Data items

%%

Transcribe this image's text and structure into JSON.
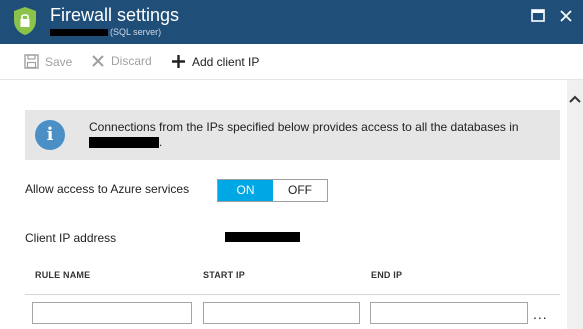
{
  "header": {
    "title": "Firewall settings",
    "subtitle_suffix": "(SQL server)",
    "icons": {
      "app": "shield-lock-icon",
      "maximize": "maximize-icon",
      "close": "close-icon"
    }
  },
  "toolbar": {
    "save_label": "Save",
    "discard_label": "Discard",
    "add_client_ip_label": "Add client IP"
  },
  "info": {
    "text": "Connections from the IPs specified below provides access to all the databases in",
    "trailing": "."
  },
  "azure_access": {
    "label": "Allow access to Azure services",
    "on_label": "ON",
    "off_label": "OFF",
    "selected": "ON"
  },
  "client_ip": {
    "label": "Client IP address"
  },
  "rules_table": {
    "columns": [
      "RULE NAME",
      "START IP",
      "END IP"
    ],
    "row": {
      "rule_name": "",
      "start_ip": "",
      "end_ip": ""
    },
    "more_label": "..."
  },
  "colors": {
    "titlebar": "#1f4e79",
    "toggle_on": "#00a7e5",
    "info_bg": "#e6e6e6",
    "info_icon": "#4a90c6",
    "shield": "#8bc34a"
  }
}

%%

WHAT IS ASKED | Extract every line above containing the word "text".

SOLUTION TO THE EXERCISE |
Transcribe this image's text and structure into JSON.
    "text": "Connections from the IPs specified below provides access to all the databases in",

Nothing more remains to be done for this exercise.